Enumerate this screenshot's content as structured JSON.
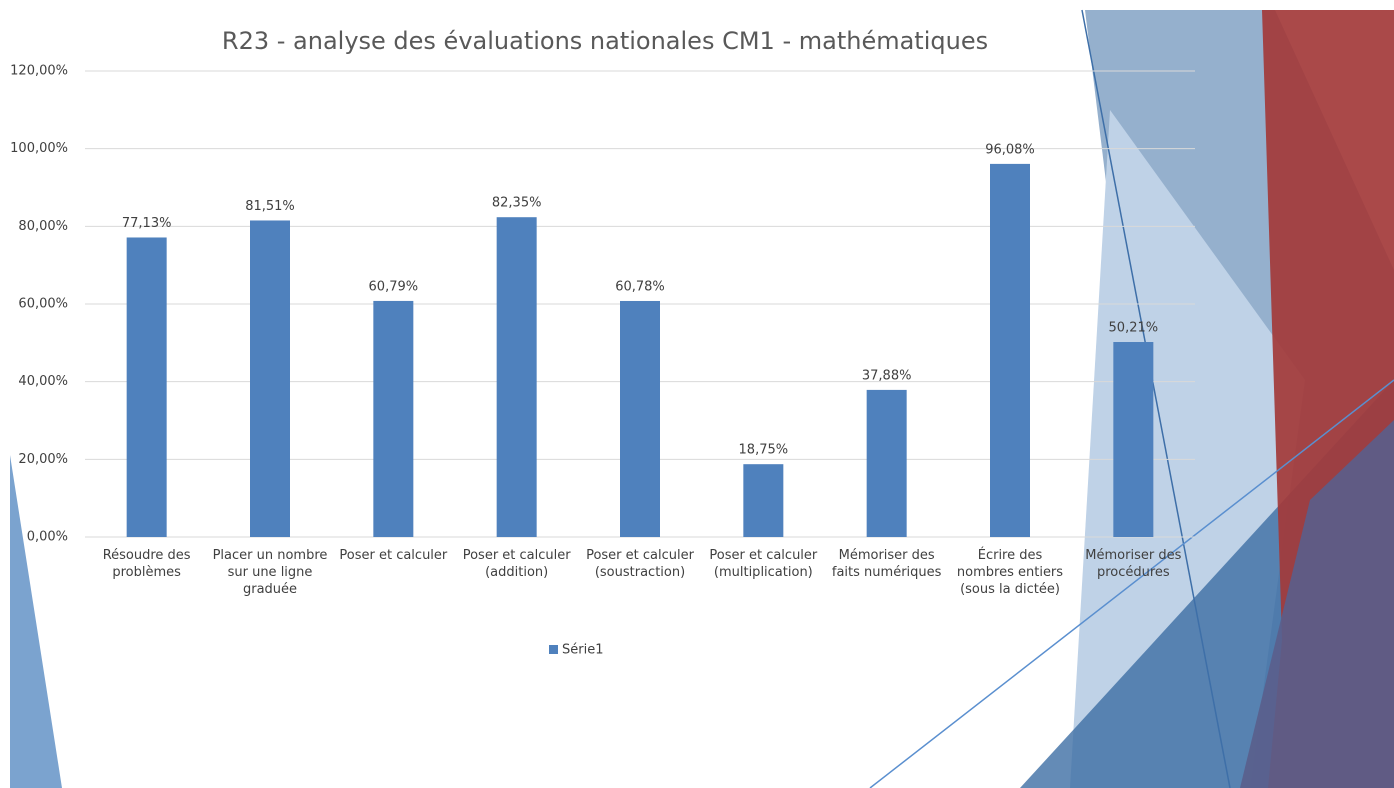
{
  "chart_data": {
    "type": "bar",
    "title": "R23 - analyse des évaluations nationales CM1 - mathématiques",
    "categories": [
      "Résoudre des problèmes",
      "Placer un nombre sur une ligne graduée",
      "Poser et calculer",
      "Poser et calculer (addition)",
      "Poser et calculer (soustraction)",
      "Poser et calculer (multiplication)",
      "Mémoriser des faits numériques",
      "Écrire des nombres entiers (sous la dictée)",
      "Mémoriser des procédures"
    ],
    "series": [
      {
        "name": "Série1",
        "color": "#4f81bd",
        "values": [
          77.13,
          81.51,
          60.79,
          82.35,
          60.78,
          18.75,
          37.88,
          96.08,
          50.21
        ],
        "value_labels": [
          "77,13%",
          "81,51%",
          "60,79%",
          "82,35%",
          "60,78%",
          "18,75%",
          "37,88%",
          "96,08%",
          "50,21%"
        ]
      }
    ],
    "ylim": [
      0,
      120
    ],
    "yticks": [
      {
        "value": 0,
        "label": "0,00%"
      },
      {
        "value": 20,
        "label": "20,00%"
      },
      {
        "value": 40,
        "label": "40,00%"
      },
      {
        "value": 60,
        "label": "60,00%"
      },
      {
        "value": 80,
        "label": "80,00%"
      },
      {
        "value": 100,
        "label": "100,00%"
      },
      {
        "value": 120,
        "label": "120,00%"
      }
    ],
    "grid": true,
    "legend": "bottom"
  }
}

■ **Task to complete**: Set down the lines of the records above exactly, apart from the pictures.

■ **Result for this exercise**:
Enumerate this screenshot's content as structured JSON.
{
  "chart_data": {
    "type": "bar",
    "title": "R23 - analyse des évaluations nationales CM1 - mathématiques",
    "categories": [
      "Résoudre des problèmes",
      "Placer un nombre sur une ligne graduée",
      "Poser et calculer",
      "Poser et calculer (addition)",
      "Poser et calculer (soustraction)",
      "Poser et calculer (multiplication)",
      "Mémoriser des faits numériques",
      "Écrire des nombres entiers (sous la dictée)",
      "Mémoriser des procédures"
    ],
    "series": [
      {
        "name": "Série1",
        "color": "#4f81bd",
        "values": [
          77.13,
          81.51,
          60.79,
          82.35,
          60.78,
          18.75,
          37.88,
          96.08,
          50.21
        ],
        "value_labels": [
          "77,13%",
          "81,51%",
          "60,79%",
          "82,35%",
          "60,78%",
          "18,75%",
          "37,88%",
          "96,08%",
          "50,21%"
        ]
      }
    ],
    "ylim": [
      0,
      120
    ],
    "yticks": [
      {
        "value": 0,
        "label": "0,00%"
      },
      {
        "value": 20,
        "label": "20,00%"
      },
      {
        "value": 40,
        "label": "40,00%"
      },
      {
        "value": 60,
        "label": "60,00%"
      },
      {
        "value": 80,
        "label": "80,00%"
      },
      {
        "value": 100,
        "label": "100,00%"
      },
      {
        "value": 120,
        "label": "120,00%"
      }
    ],
    "grid": true,
    "legend": "bottom"
  }
}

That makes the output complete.